Repeat the whole listing exactly.

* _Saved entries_
________________________________________

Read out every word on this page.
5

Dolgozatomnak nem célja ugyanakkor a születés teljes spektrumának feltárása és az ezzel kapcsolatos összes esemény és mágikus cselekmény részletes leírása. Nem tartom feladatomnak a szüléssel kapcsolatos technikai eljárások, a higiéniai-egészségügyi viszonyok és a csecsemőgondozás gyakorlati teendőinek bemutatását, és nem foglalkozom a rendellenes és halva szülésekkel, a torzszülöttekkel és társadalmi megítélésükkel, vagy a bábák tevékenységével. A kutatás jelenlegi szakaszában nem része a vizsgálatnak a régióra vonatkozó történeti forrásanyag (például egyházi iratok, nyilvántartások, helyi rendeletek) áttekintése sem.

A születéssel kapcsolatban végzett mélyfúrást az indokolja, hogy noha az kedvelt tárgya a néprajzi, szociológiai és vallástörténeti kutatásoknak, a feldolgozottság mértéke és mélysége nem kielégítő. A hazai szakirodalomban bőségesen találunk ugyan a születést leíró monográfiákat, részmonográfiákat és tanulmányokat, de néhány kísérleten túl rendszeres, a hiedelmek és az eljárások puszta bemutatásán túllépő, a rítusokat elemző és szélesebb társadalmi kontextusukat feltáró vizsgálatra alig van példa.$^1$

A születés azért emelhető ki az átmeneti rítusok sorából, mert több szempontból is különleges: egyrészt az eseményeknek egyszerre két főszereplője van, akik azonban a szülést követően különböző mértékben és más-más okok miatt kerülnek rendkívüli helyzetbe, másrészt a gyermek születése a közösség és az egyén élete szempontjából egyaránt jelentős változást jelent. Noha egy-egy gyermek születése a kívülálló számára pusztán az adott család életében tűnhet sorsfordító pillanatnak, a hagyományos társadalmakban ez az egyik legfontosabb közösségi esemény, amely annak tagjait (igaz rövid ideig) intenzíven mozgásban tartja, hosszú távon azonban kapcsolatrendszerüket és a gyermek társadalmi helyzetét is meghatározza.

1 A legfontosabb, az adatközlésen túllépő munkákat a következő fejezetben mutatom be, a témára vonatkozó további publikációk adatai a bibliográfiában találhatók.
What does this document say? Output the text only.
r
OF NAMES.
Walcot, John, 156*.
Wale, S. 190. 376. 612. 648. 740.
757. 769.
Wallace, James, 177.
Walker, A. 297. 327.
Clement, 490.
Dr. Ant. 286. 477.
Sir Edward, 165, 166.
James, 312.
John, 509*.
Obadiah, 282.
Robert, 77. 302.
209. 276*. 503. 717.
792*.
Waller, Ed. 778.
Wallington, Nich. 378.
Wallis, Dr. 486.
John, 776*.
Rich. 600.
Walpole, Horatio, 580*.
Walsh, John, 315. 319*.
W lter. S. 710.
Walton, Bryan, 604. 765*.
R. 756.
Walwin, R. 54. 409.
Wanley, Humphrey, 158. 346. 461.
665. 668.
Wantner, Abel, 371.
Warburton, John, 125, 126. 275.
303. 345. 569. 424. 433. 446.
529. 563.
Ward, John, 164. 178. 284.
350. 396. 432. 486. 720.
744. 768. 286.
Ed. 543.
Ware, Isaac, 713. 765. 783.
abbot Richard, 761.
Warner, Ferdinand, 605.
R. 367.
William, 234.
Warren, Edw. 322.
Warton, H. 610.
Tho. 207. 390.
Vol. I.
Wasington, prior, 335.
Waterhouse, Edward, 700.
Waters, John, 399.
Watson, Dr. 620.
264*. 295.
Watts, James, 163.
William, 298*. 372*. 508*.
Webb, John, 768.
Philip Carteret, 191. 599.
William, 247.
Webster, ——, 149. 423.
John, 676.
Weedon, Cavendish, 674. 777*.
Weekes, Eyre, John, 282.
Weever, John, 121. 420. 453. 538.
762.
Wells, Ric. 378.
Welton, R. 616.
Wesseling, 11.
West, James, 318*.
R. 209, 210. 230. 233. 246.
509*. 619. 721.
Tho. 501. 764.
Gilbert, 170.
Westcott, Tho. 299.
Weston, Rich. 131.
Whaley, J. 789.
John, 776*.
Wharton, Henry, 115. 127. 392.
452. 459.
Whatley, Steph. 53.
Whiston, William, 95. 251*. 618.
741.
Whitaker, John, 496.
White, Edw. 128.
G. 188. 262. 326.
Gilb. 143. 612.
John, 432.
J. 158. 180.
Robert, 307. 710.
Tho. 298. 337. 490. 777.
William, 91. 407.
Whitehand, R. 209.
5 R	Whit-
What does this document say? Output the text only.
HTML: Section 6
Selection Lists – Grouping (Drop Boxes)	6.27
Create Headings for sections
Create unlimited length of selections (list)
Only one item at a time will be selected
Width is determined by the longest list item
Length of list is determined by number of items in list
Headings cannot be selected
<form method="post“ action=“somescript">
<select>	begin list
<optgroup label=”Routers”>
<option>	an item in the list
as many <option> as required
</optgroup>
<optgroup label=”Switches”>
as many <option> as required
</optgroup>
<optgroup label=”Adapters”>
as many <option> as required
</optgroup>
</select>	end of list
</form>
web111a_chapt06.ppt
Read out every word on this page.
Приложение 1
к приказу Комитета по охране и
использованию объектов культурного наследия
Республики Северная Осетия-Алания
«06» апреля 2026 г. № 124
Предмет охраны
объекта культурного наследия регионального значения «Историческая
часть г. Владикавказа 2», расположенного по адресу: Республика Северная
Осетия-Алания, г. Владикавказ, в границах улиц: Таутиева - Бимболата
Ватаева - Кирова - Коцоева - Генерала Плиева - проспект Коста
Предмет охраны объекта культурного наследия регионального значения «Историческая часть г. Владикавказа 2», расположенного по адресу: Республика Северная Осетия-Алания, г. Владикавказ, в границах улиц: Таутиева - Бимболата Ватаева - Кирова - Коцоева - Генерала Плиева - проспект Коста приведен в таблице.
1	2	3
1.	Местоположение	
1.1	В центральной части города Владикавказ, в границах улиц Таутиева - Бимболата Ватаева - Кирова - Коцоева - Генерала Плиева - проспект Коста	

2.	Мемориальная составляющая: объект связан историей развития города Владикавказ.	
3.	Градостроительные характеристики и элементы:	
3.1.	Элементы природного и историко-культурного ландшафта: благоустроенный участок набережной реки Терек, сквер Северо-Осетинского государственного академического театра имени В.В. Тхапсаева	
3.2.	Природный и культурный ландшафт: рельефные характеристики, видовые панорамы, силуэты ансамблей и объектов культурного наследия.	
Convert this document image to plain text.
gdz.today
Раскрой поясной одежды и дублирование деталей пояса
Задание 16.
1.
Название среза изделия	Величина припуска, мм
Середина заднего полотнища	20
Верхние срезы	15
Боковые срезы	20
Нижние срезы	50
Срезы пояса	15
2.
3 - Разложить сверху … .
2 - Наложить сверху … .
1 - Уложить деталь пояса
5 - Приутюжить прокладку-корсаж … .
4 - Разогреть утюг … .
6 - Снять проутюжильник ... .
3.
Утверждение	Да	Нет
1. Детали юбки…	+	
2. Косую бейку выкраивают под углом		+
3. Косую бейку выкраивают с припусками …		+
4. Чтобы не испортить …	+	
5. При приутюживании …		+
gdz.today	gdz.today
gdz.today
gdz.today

________________________________________

* _In response_
Read out every word on this page.
5

Dolgozatomnak nem célja ugyanakkor a születés teljes spektrumának feltárása és az ezzel kapcsolatos összes esemény és mágikus cselekmény részletes leírása. Nem tartom feladatomnak a szüléssel kapcsolatos technikai eljárások, a higiéniai-egészségügyi viszonyok és a csecsemőgondozás gyakorlati teendőinek bemutatását, és nem foglalkozom a rendellenes és halva szülésekkel, a torzszülöttekkel és társadalmi megítélésükkel, vagy a bábák tevékenységével. A kutatás jelenlegi szakaszában nem része a vizsgálatnak a régióra vonatkozó történeti forrásanyag (például egyházi iratok, nyilvántartások, helyi rendeletek) áttekintése sem.

A születéssel kapcsolatban végzett mélyfúrást az indokolja, hogy noha az kedvelt tárgya a néprajzi, szociológiai és vallástörténeti kutatásoknak, a feldolgozottság mértéke és mélysége nem kielégítő. A hazai szakirodalomban bőségesen találunk ugyan a születést leíró monográfiákat, részmonográfiákat és tanulmányokat, de néhány kísérleten túl rendszeres, a hiedelmek és az eljárások puszta bemutatásán túllépő, a rítusokat elemző és szélesebb társadalmi kontextusukat feltáró vizsgálatra alig van példa.$^1$

A születés azért emelhető ki az átmeneti rítusok sorából, mert több szempontból is különleges: egyrészt az eseményeknek egyszerre két főszereplője van, akik azonban a szülést követően különböző mértékben és más-más okok miatt kerülnek rendkívüli helyzetbe, másrészt a gyermek születése a közösség és az egyén élete szempontjából egyaránt jelentős változást jelent. Noha egy-egy gyermek születése a kívülálló számára pusztán az adott család életében tűnhet sorsfordító pillanatnak, a hagyományos társadalmakban ez az egyik legfontosabb közösségi esemény, amely annak tagjait (igaz rövid ideig) intenzíven mozgásban tartja, hosszú távon azonban kapcsolatrendszerüket és a gyermek társadalmi helyzetét is meghatározza.

1 A legfontosabb, az adatközlésen túllépő munkákat a következő fejezetben mutatom be, a témára vonatkozó további publikációk adatai a bibliográfiában találhatók.
What does this document say? Output the text only.
r
OF NAMES.
Walcot, John, 156*.
Wale, S. 190. 376. 612. 648. 740.
757. 769.
Wallace, James, 177.
Walker, A. 297. 327.
Clement, 490.
Dr. Ant. 286. 477.
Sir Edward, 165, 166.
James, 312.
John, 509*.
Obadiah, 282.
Robert, 77. 302.
209. 276*. 503. 717.
792*.
Waller, Ed. 778.
Wallington, Nich. 378.
Wallis, Dr. 486.
John, 776*.
Rich. 600.
Walpole, Horatio, 580*.
Walsh, John, 315. 319*.
W lter. S. 710.
Walton, Bryan, 604. 765*.
R. 756.
Walwin, R. 54. 409.
Wanley, Humphrey, 158. 346. 461.
665. 668.
Wantner, Abel, 371.
Warburton, John, 125, 126. 275.
303. 345. 569. 424. 433. 446.
529. 563.
Ward, John, 164. 178. 284.
350. 396. 432. 486. 720.
744. 768. 286.
Ed. 543.
Ware, Isaac, 713. 765. 783.
abbot Richard, 761.
Warner, Ferdinand, 605.
R. 367.
William, 234.
Warren, Edw. 322.
Warton, H. 610.
Tho. 207. 390.
Vol. I.
Wasington, prior, 335.
Waterhouse, Edward, 700.
Waters, John, 399.
Watson, Dr. 620.
264*. 295.
Watts, James, 163.
William, 298*. 372*. 508*.
Webb, John, 768.
Philip Carteret, 191. 599.
William, 247.
Webster, ——, 149. 423.
John, 676.
Weedon, Cavendish, 674. 777*.
Weekes, Eyre, John, 282.
Weever, John, 121. 420. 453. 538.
762.
Wells, Ric. 378.
Welton, R. 616.
Wesseling, 11.
West, James, 318*.
R. 209, 210. 230. 233. 246.
509*. 619. 721.
Tho. 501. 764.
Gilbert, 170.
Westcott, Tho. 299.
Weston, Rich. 131.
Whaley, J. 789.
John, 776*.
Wharton, Henry, 115. 127. 392.
452. 459.
Whatley, Steph. 53.
Whiston, William, 95. 251*. 618.
741.
Whitaker, John, 496.
White, Edw. 128.
G. 188. 262. 326.
Gilb. 143. 612.
John, 432.
J. 158. 180.
Robert, 307. 710.
Tho. 298. 337. 490. 777.
William, 91. 407.
Whitehand, R. 209.
5 R	Whit-
What does this document say? Output the text only.
HTML: Section 6
Selection Lists – Grouping (Drop Boxes)	6.27
Create Headings for sections
Create unlimited length of selections (list)
Only one item at a time will be selected
Width is determined by the longest list item
Length of list is determined by number of items in list
Headings cannot be selected
<form method="post“ action=“somescript">
<select>	begin list
<optgroup label=”Routers”>
<option>	an item in the list
as many <option> as required
</optgroup>
<optgroup label=”Switches”>
as many <option> as required
</optgroup>
<optgroup label=”Adapters”>
as many <option> as required
</optgroup>
</select>	end of list
</form>
web111a_chapt06.ppt
Read out every word on this page.
Приложение 1
к приказу Комитета по охране и
использованию объектов культурного наследия
Республики Северная Осетия-Алания
«06» апреля 2026 г. № 124
Предмет охраны
объекта культурного наследия регионального значения «Историческая
часть г. Владикавказа 2», расположенного по адресу: Республика Северная
Осетия-Алания, г. Владикавказ, в границах улиц: Таутиева - Бимболата
Ватаева - Кирова - Коцоева - Генерала Плиева - проспект Коста
Предмет охраны объекта культурного наследия регионального значения «Историческая часть г. Владикавказа 2», расположенного по адресу: Республика Северная Осетия-Алания, г. Владикавказ, в границах улиц: Таутиева - Бимболата Ватаева - Кирова - Коцоева - Генерала Плиева - проспект Коста приведен в таблице.
1	2	3
1.	Местоположение	
1.1	В центральной части города Владикавказ, в границах улиц Таутиева - Бимболата Ватаева - Кирова - Коцоева - Генерала Плиева - проспект Коста	

2.	Мемориальная составляющая: объект связан историей развития города Владикавказ.	
3.	Градостроительные характеристики и элементы:	
3.1.	Элементы природного и историко-культурного ландшафта: благоустроенный участок набережной реки Терек, сквер Северо-Осетинского государственного академического театра имени В.В. Тхапсаева	
3.2.	Природный и культурный ландшафт: рельефные характеристики, видовые панорамы, силуэты ансамблей и объектов культурного наследия.	
Convert this document image to plain text.
gdz.today
Раскрой поясной одежды и дублирование деталей пояса
Задание 16.
1.
Название среза изделия	Величина припуска, мм
Середина заднего полотнища	20
Верхние срезы	15
Боковые срезы	20
Нижние срезы	50
Срезы пояса	15
2.
3 - Разложить сверху … .
2 - Наложить сверху … .
1 - Уложить деталь пояса
5 - Приутюжить прокладку-корсаж … .
4 - Разогреть утюг … .
6 - Снять проутюжильник ... .
3.
Утверждение	Да	Нет
1. Детали юбки…	+	
2. Косую бейку выкраивают под углом		+
3. Косую бейку выкраивают с припусками …		+
4. Чтобы не испортить …	+	
5. При приутюживании …		+
gdz.today	gdz.today
gdz.today
gdz.today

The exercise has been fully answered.